* **The task**
Return only the count of lines in which the word "nebyla" appears.

* **Given records**
┄┄┄┄┄┄┄┄┄┄┄┄┄┄┄┄┄┄┄┄

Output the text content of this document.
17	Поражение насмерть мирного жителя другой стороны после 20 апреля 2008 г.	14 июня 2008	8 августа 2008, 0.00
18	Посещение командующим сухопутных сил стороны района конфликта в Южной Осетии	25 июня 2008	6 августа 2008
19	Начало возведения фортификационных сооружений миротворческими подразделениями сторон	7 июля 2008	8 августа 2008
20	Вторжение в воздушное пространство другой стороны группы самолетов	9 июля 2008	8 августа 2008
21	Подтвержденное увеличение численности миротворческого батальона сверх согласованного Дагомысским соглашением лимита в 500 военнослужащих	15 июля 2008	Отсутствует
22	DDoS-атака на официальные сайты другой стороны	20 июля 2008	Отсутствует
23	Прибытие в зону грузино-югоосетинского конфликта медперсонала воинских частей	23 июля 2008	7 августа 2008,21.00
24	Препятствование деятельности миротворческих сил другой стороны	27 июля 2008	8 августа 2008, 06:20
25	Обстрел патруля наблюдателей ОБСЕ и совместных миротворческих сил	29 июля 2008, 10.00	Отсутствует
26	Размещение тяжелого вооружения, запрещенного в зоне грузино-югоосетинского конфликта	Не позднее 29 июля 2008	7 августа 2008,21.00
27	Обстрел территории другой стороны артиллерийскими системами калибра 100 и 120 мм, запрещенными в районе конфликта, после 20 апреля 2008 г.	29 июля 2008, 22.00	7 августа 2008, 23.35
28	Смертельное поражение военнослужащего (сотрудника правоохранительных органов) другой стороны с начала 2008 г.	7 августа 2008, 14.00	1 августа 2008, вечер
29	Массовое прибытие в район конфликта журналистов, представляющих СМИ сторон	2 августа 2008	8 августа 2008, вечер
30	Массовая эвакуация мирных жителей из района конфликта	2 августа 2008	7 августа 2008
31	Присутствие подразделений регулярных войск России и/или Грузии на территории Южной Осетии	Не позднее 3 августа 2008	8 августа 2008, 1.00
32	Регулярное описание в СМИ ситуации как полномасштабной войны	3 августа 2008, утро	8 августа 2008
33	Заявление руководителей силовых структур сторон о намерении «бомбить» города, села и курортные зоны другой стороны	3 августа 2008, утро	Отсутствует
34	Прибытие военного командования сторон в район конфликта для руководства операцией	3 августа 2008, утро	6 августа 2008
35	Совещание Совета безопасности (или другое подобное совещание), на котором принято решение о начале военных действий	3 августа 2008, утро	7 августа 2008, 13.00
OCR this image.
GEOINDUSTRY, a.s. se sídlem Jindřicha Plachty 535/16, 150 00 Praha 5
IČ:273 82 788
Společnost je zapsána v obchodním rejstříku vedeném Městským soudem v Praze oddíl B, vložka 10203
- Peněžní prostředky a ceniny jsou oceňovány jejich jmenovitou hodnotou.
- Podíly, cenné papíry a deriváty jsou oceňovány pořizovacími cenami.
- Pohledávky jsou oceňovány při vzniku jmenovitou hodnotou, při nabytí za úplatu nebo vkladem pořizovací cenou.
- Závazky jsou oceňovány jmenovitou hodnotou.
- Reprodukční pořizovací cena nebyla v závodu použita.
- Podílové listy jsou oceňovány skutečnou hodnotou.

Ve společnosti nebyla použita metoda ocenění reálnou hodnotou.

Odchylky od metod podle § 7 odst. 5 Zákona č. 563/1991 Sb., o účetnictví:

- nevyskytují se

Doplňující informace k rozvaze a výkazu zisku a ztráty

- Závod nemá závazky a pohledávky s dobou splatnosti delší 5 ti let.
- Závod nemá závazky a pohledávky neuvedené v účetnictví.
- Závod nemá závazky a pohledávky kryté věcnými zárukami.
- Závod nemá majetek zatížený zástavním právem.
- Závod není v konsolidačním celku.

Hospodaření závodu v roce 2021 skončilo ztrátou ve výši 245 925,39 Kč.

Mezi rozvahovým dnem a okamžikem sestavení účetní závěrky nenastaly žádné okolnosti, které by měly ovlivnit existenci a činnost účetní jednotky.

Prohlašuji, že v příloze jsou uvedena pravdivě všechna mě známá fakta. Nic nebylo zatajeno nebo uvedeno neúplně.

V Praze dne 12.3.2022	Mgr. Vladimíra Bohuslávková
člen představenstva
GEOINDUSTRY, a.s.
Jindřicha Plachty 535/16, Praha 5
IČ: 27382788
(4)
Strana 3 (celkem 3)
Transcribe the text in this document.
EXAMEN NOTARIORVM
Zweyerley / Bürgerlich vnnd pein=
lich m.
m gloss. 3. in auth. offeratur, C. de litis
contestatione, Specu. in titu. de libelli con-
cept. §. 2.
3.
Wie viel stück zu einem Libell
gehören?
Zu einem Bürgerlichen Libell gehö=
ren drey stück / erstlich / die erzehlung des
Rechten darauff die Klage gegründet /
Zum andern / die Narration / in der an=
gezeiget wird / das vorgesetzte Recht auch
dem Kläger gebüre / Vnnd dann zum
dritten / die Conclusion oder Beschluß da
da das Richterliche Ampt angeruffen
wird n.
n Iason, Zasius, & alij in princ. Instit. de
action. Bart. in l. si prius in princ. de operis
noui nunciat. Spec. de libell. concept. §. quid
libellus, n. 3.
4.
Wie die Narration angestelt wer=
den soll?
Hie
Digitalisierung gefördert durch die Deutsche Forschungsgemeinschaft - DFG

┄┄┄┄┄┄┄┄┄┄┄┄┄┄┄┄┄┄┄┄

* **Expected answer**
2